Aim of the exercise |
Track down every line below that holds "provádí" and copy it.

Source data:
** begin **
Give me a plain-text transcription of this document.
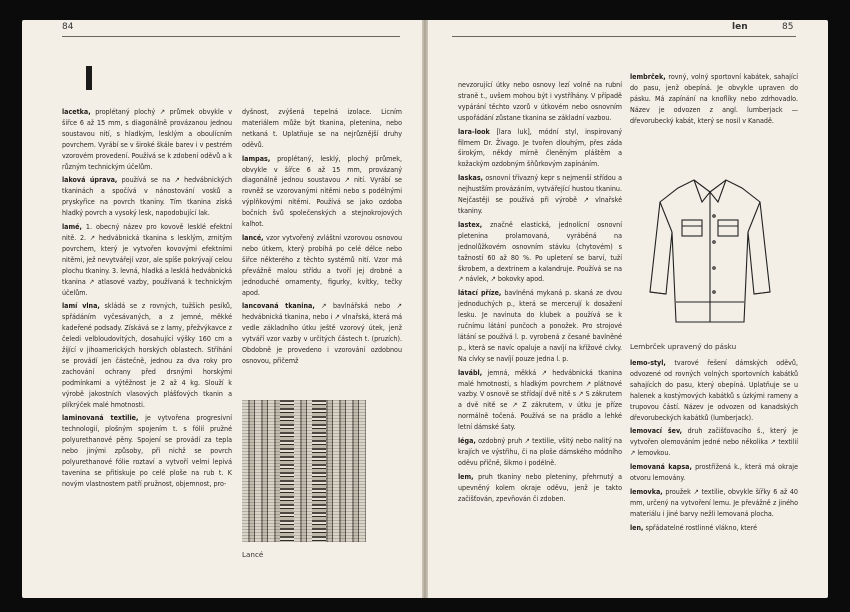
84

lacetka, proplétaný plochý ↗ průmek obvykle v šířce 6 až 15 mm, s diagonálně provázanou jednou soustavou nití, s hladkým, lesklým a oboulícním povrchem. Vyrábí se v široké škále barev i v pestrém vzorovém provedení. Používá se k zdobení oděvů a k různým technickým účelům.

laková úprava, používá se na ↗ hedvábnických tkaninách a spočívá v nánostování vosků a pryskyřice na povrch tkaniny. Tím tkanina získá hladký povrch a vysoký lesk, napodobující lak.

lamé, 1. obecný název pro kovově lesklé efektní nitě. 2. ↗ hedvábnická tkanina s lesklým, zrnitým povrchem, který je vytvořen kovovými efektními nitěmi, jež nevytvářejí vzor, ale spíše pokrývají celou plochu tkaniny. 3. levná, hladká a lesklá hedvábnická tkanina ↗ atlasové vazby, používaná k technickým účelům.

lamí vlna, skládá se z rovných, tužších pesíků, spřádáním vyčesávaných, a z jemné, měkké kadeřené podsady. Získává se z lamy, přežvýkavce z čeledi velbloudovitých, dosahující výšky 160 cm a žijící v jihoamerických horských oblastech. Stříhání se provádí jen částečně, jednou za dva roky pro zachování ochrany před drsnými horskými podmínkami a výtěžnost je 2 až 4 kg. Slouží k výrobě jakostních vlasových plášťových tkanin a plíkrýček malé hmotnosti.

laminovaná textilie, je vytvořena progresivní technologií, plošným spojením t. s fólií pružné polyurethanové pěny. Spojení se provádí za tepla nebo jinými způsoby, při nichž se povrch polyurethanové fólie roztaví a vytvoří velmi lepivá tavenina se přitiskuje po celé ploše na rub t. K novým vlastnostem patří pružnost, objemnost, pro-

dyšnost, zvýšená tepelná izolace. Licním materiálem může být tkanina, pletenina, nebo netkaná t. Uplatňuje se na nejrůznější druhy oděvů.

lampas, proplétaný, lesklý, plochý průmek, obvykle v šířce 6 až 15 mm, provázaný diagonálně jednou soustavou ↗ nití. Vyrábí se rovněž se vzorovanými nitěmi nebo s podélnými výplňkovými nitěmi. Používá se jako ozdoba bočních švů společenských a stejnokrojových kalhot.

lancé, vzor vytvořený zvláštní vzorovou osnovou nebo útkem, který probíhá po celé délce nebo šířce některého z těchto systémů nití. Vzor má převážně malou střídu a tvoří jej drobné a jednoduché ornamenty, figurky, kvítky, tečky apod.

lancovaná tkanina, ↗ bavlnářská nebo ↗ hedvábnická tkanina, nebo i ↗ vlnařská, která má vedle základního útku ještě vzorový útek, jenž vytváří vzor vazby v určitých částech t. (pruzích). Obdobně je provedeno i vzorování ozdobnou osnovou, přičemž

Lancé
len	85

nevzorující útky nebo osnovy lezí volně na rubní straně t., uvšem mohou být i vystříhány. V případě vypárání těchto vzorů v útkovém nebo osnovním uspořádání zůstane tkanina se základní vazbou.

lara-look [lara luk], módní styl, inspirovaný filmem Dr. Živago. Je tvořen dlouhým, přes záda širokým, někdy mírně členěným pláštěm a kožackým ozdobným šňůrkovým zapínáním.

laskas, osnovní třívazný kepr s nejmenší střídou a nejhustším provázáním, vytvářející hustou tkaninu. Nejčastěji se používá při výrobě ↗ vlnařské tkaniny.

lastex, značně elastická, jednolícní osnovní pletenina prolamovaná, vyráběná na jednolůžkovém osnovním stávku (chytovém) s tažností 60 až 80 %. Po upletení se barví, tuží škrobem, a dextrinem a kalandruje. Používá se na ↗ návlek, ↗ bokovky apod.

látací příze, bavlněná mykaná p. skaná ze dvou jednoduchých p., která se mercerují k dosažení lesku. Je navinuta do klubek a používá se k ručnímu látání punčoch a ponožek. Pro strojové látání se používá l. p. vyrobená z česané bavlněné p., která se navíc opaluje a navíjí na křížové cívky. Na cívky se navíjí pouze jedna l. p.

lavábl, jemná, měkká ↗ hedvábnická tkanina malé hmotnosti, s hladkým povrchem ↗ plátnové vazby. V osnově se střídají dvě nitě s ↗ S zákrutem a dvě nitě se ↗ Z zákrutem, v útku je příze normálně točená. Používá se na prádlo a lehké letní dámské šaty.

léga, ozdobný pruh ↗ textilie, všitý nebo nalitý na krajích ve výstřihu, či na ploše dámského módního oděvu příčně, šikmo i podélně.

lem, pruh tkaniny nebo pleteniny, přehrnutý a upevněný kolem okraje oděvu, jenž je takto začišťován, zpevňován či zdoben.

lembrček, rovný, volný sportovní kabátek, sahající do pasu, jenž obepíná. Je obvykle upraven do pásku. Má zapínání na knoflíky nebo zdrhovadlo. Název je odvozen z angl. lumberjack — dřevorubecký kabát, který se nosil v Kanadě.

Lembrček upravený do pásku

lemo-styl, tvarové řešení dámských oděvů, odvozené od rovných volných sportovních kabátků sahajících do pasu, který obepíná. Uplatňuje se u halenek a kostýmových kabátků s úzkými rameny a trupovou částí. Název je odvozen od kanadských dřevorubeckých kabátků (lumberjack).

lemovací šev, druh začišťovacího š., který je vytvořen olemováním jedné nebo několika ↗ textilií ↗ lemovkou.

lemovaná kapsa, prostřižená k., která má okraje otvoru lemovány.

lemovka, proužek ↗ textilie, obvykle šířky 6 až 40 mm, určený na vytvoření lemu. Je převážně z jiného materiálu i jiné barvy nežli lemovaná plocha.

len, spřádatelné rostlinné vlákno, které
** end **
** begin **
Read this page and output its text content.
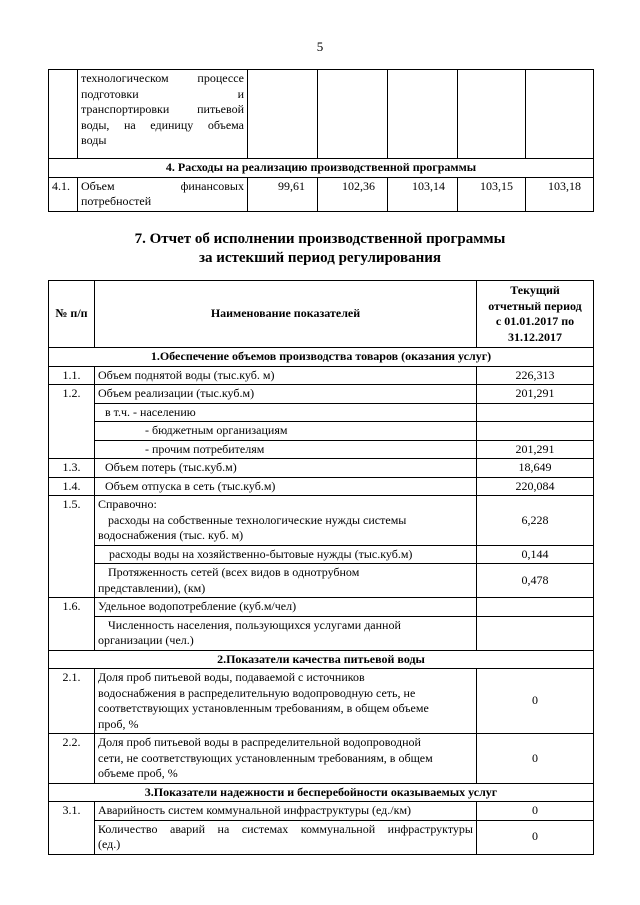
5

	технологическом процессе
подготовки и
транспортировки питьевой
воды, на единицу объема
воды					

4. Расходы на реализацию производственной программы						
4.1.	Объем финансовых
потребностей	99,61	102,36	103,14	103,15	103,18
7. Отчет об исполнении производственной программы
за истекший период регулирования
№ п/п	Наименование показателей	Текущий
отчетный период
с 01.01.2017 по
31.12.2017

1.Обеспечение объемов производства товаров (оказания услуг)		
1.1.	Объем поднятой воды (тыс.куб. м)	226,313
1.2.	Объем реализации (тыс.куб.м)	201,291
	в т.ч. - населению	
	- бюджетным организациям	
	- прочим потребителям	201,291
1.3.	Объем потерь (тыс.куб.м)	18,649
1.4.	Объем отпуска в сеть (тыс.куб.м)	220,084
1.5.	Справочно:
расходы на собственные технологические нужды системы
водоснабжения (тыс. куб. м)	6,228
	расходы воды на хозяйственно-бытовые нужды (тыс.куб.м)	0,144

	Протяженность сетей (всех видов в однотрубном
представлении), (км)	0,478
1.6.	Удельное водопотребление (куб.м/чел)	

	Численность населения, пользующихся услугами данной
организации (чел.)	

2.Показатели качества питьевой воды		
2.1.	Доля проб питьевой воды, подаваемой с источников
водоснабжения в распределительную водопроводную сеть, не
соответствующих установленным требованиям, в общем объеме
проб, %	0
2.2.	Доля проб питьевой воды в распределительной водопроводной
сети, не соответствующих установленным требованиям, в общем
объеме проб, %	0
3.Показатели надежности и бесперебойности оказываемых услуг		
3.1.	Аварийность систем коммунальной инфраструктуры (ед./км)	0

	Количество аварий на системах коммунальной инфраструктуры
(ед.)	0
** end **
Task solution |
lamí vlna, skládá se z rovných, tužších pesíků, spřádáním vyčesávaných, a z jemné, měkké kadeřené podsady. Získává se z lamy, přežvýkavce z čeledi velbloudovitých, dosahující výšky 160 cm a žijící v jihoamerických horských oblastech. Stříhání se provádí jen částečně, jednou za dva roky pro zachování ochrany před drsnými horskými podmínkami a výtěžnost je 2 až 4 kg. Slouží k výrobě jakostních vlasových plášťových tkanin a plíkrýček malé hmotnosti.
laminovaná textilie, je vytvořena progresivní technologií, plošným spojením t. s fólií pružné polyurethanové pěny. Spojení se provádí za tepla nebo jinými způsoby, při nichž se povrch polyurethanové fólie roztaví a vytvoří velmi lepivá tavenina se přitiskuje po celé ploše na rub t. K novým vlastnostem patří pružnost, objemnost, pro-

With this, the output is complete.